▸ **Short task**: Some lines in the listing below may include the string "checked". How many are there? Give only the number.

▸ **Entries provided**:
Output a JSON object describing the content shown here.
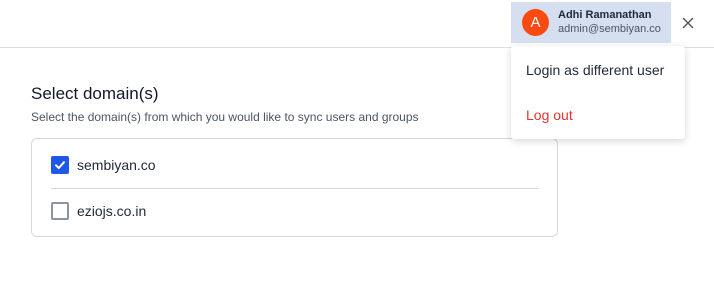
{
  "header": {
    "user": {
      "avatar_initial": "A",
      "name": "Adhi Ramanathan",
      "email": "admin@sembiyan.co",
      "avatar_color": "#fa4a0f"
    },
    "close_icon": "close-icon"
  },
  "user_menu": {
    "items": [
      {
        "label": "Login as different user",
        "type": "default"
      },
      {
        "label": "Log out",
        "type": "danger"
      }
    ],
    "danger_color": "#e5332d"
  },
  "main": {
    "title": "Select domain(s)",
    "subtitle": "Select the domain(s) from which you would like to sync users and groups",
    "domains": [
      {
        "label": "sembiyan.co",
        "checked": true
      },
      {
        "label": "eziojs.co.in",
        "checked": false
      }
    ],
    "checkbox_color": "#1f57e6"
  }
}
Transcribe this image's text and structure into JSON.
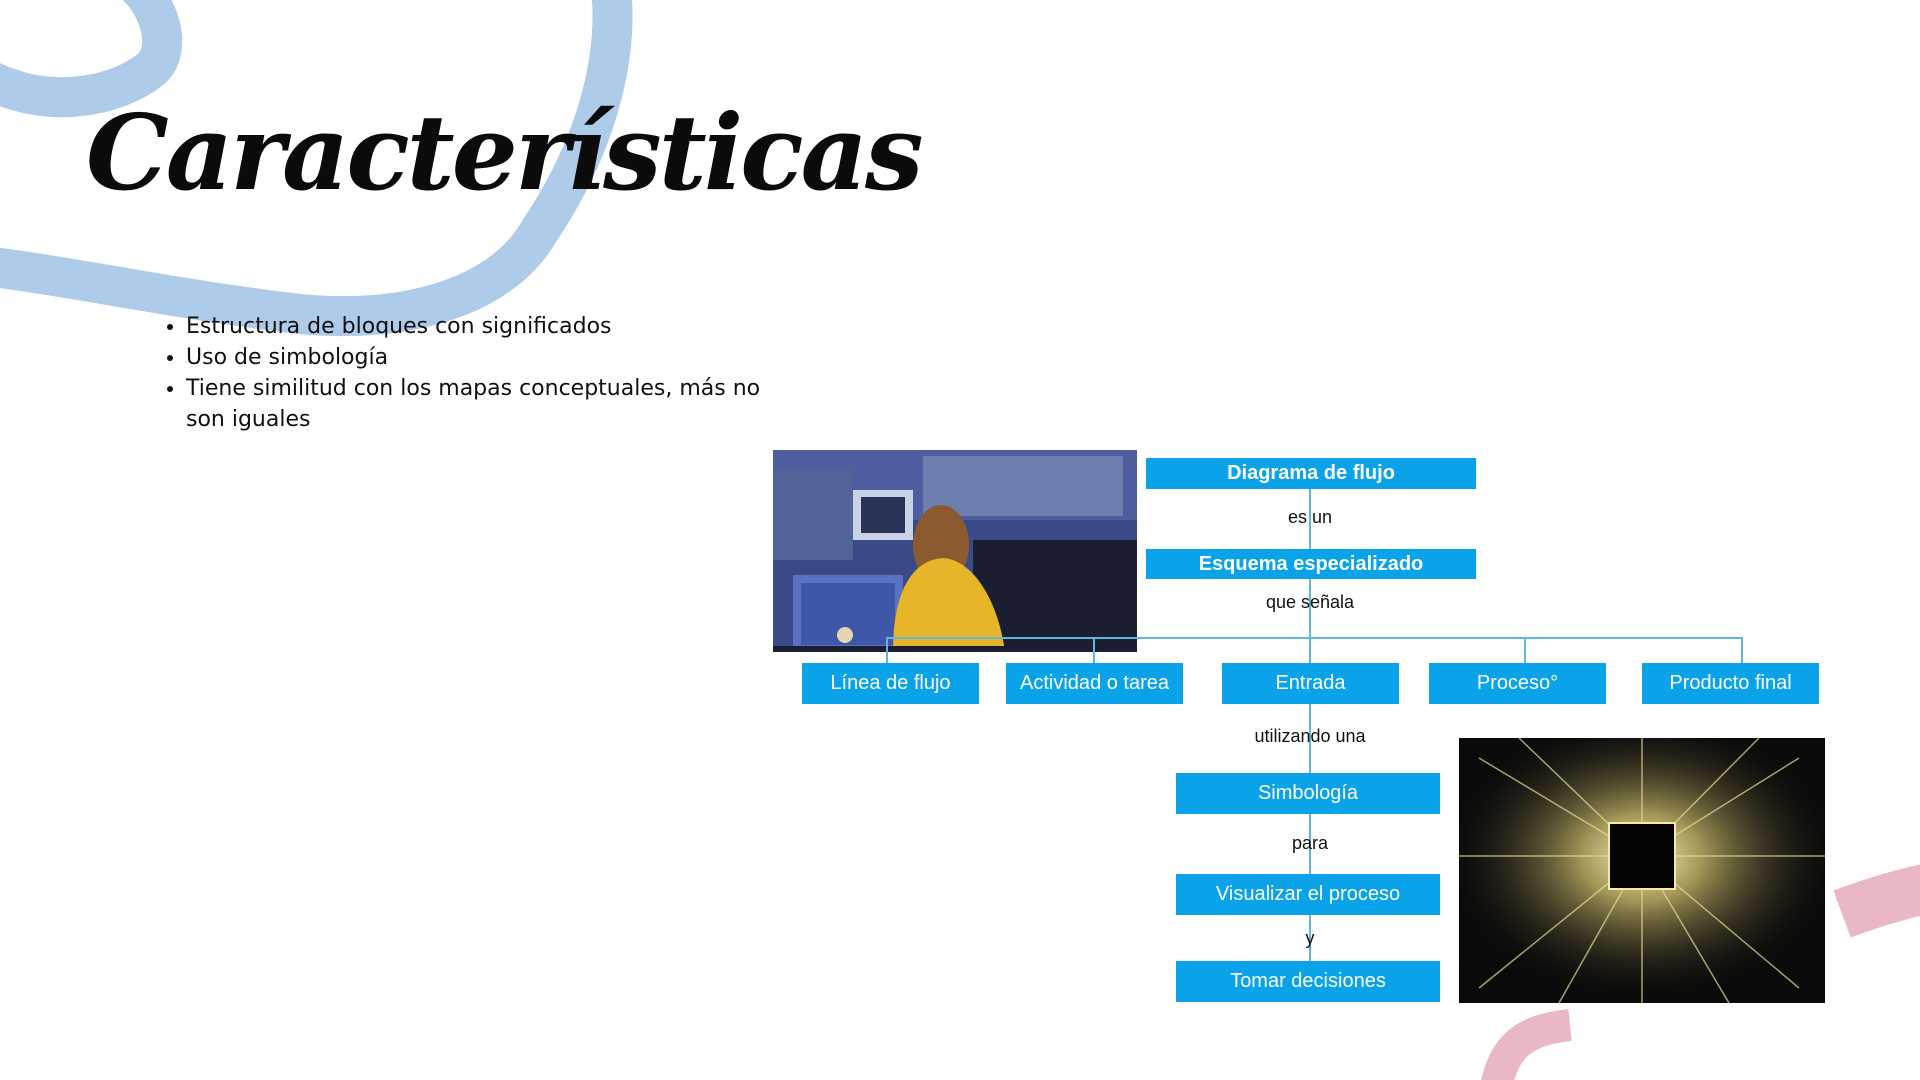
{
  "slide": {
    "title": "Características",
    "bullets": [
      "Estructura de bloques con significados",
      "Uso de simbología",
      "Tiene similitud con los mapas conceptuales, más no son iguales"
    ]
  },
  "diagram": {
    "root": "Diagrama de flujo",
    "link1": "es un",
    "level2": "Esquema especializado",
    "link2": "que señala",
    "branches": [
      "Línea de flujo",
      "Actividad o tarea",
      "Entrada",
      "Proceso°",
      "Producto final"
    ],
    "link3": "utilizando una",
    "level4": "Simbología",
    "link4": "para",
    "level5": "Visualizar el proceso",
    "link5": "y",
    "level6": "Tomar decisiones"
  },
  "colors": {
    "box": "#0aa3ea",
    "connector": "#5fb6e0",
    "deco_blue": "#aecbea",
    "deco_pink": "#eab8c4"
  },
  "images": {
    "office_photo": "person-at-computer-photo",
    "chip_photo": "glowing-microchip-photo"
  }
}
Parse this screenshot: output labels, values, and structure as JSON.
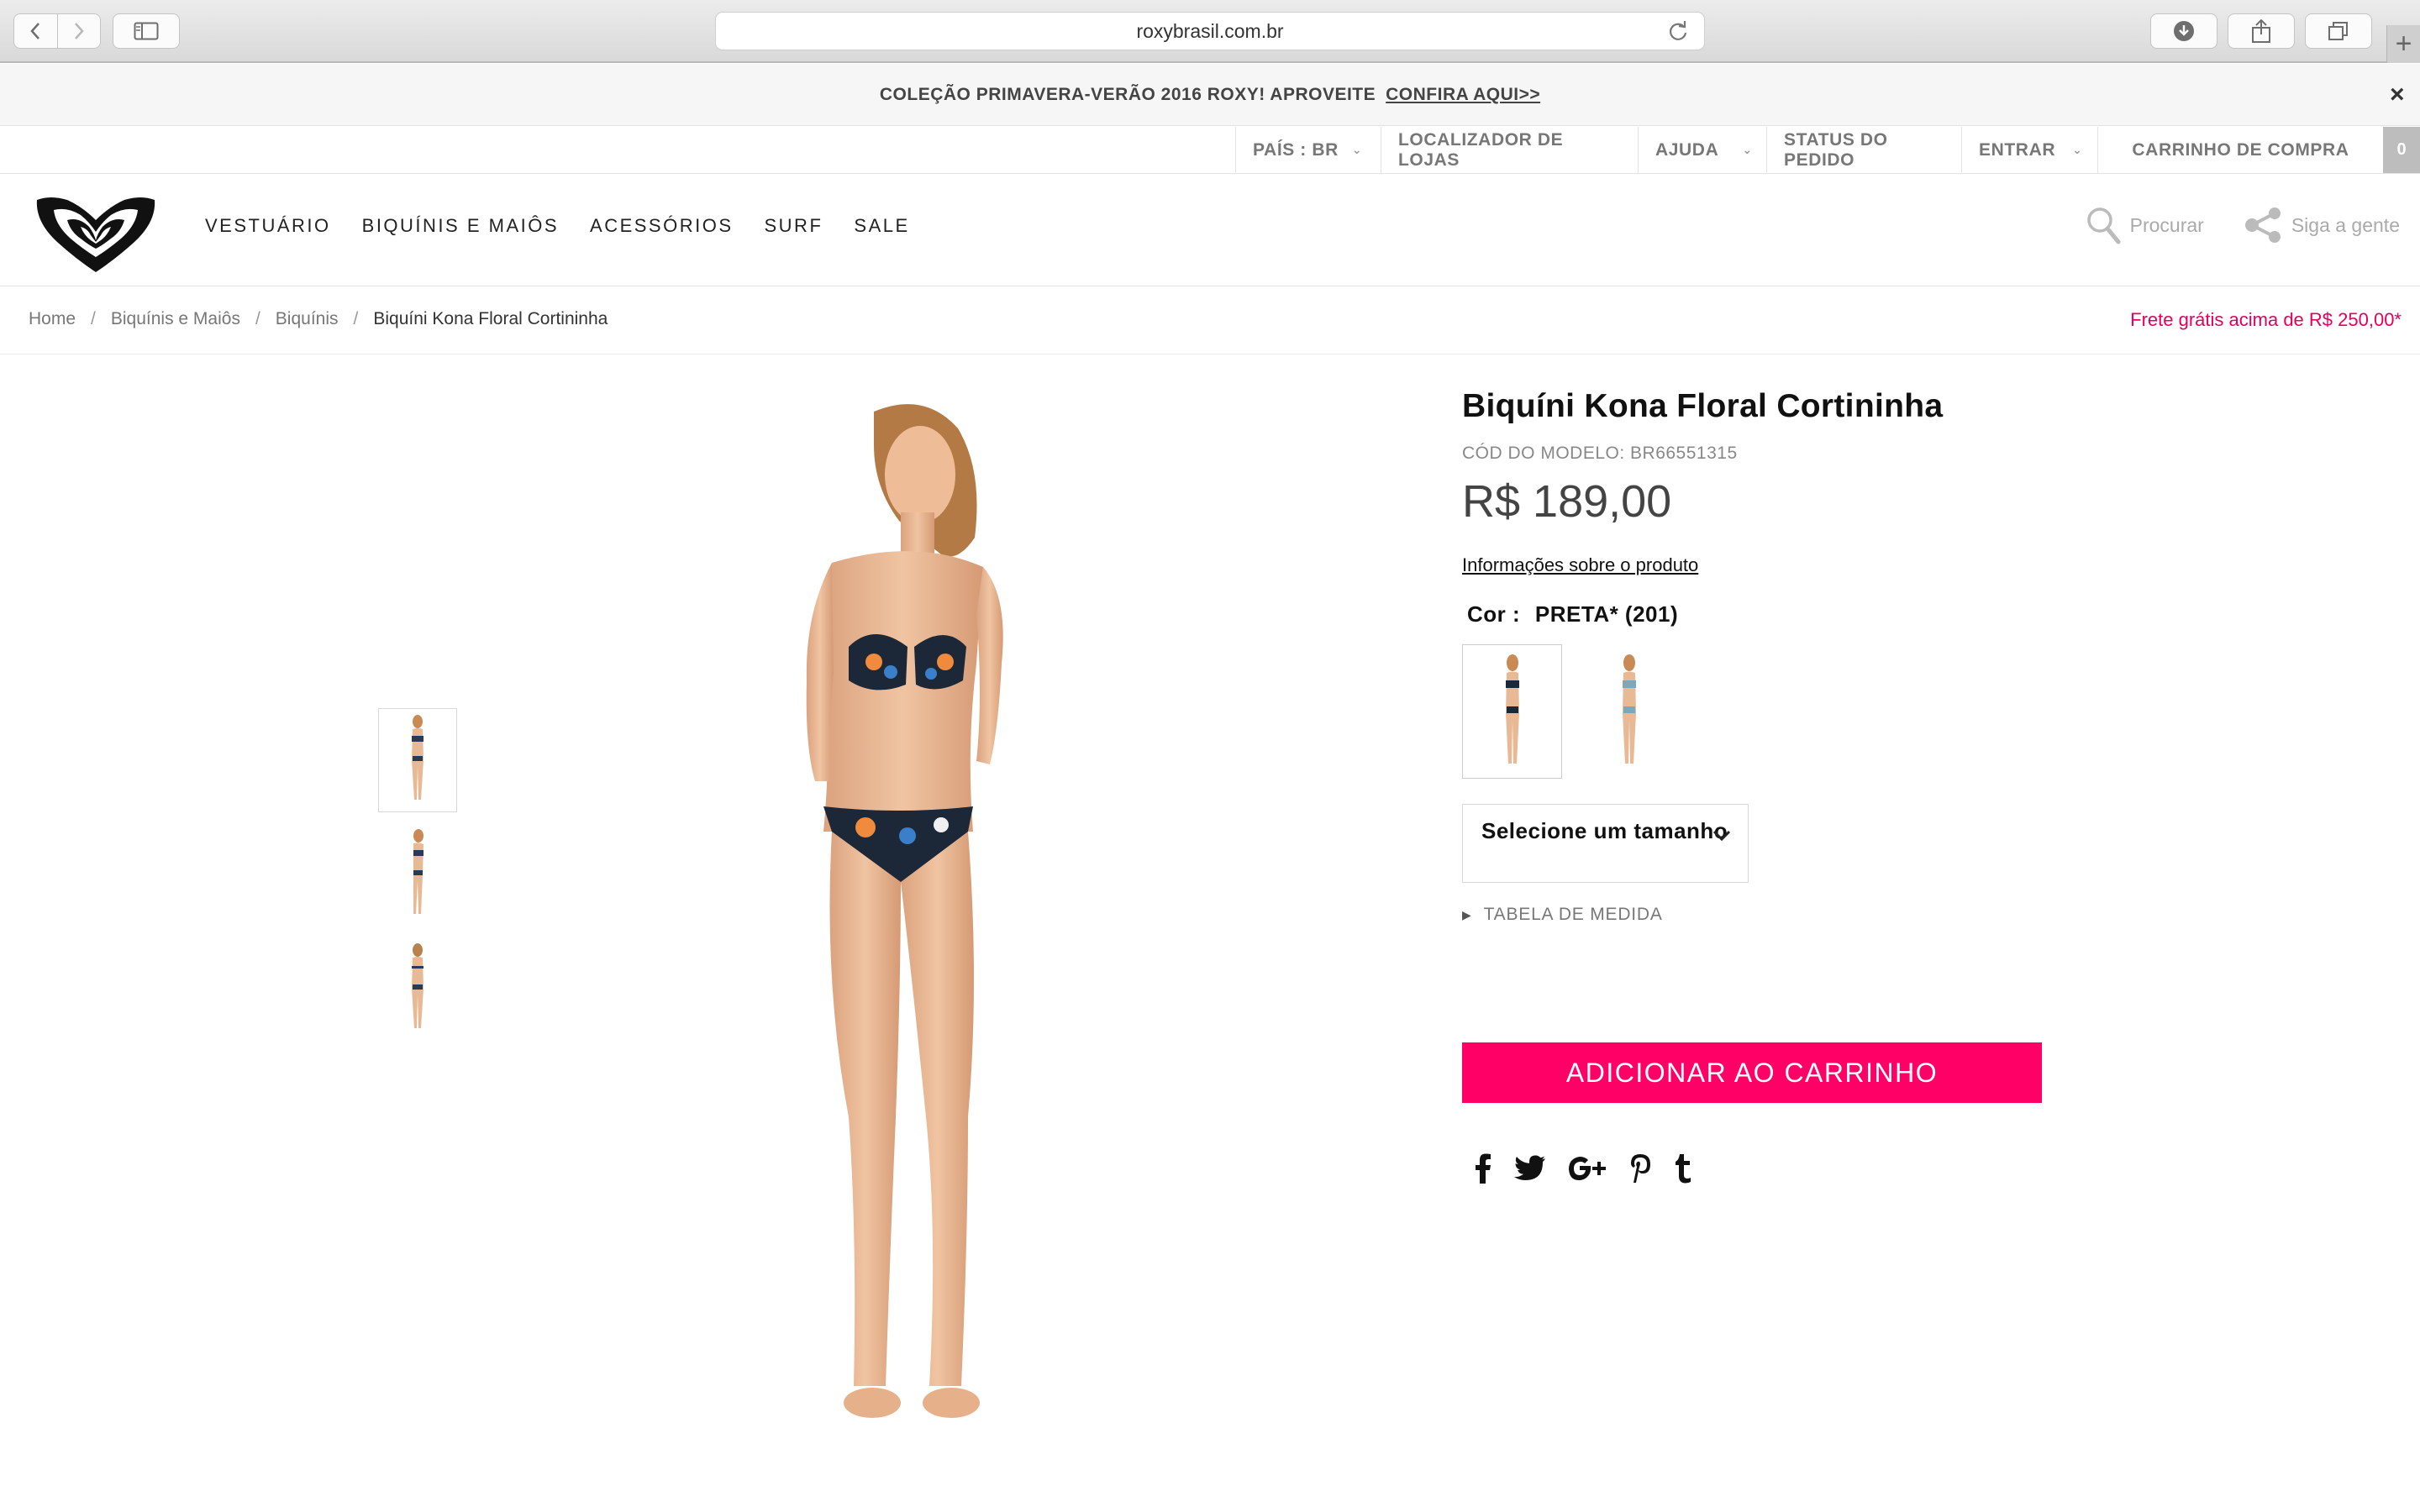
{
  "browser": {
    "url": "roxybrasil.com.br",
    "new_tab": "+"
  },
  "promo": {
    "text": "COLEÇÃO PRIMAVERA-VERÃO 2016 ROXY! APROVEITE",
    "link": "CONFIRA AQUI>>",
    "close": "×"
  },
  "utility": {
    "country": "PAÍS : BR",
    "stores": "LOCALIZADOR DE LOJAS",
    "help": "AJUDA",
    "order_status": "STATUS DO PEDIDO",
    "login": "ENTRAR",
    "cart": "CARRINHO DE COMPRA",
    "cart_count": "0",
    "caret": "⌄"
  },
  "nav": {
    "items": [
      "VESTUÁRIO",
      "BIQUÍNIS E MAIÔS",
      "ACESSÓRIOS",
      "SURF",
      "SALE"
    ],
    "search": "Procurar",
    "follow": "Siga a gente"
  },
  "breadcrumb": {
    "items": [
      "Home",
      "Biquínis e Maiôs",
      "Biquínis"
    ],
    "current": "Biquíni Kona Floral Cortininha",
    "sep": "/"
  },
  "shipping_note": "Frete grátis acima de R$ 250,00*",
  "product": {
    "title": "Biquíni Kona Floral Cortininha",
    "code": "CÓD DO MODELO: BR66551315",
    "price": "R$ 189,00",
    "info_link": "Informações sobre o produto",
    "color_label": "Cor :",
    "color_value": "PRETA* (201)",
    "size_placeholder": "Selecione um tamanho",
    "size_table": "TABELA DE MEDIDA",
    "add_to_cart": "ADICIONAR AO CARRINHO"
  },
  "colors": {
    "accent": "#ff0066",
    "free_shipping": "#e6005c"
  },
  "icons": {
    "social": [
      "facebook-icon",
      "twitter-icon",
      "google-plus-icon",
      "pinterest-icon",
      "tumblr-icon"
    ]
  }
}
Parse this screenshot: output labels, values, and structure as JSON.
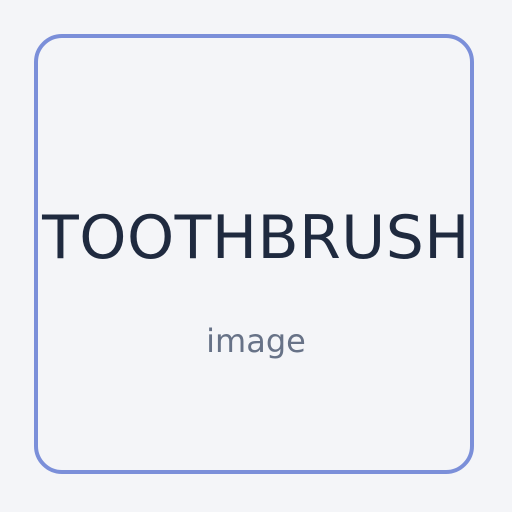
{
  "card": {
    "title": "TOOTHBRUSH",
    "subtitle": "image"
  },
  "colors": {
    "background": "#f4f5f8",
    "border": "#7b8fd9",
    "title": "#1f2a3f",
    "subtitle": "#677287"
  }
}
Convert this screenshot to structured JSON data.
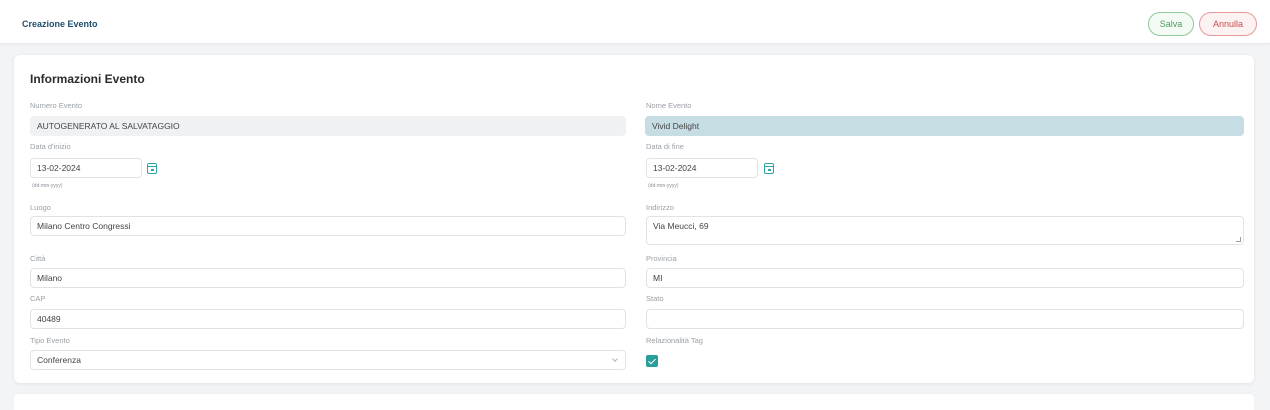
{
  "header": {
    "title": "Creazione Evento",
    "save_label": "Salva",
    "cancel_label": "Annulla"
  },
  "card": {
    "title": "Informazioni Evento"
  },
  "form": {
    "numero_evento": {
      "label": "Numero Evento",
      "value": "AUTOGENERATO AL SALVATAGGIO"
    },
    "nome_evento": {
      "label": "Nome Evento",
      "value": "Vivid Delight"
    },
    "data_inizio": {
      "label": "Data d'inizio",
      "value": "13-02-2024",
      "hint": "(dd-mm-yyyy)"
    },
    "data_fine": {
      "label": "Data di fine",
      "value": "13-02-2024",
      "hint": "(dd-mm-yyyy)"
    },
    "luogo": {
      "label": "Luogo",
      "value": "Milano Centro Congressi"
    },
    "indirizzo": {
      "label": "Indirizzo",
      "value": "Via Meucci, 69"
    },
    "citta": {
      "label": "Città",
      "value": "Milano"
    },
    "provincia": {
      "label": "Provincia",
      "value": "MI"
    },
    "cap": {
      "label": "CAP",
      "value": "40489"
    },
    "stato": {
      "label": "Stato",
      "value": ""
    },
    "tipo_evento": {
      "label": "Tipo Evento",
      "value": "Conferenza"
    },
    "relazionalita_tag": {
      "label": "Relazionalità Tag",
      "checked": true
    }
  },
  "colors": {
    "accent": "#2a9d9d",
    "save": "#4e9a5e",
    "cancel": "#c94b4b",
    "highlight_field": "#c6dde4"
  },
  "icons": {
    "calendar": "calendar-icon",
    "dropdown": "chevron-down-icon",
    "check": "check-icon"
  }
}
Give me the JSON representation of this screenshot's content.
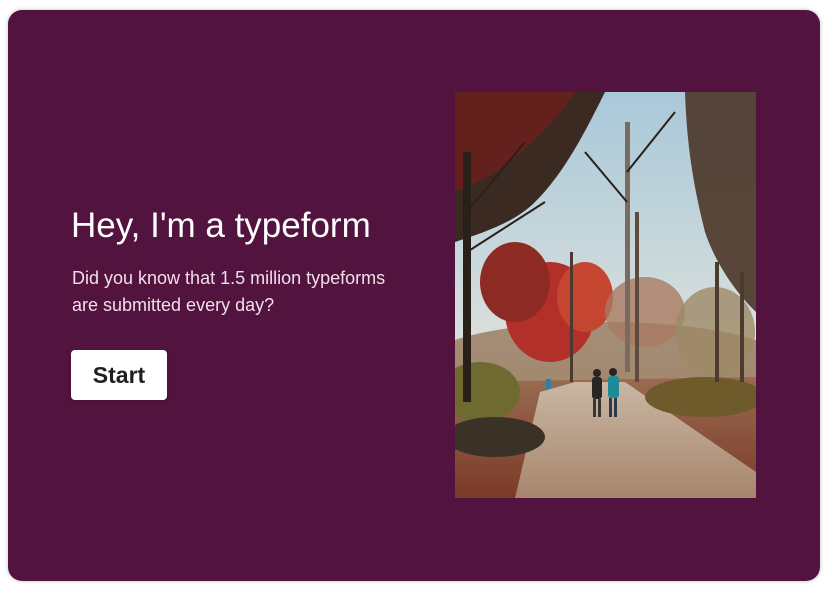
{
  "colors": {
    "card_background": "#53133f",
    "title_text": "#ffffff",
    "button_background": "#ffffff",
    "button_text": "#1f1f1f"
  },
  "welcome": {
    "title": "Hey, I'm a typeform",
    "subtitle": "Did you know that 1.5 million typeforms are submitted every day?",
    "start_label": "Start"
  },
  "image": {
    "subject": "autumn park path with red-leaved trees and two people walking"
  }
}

▸ **Solution to this exercise**: 3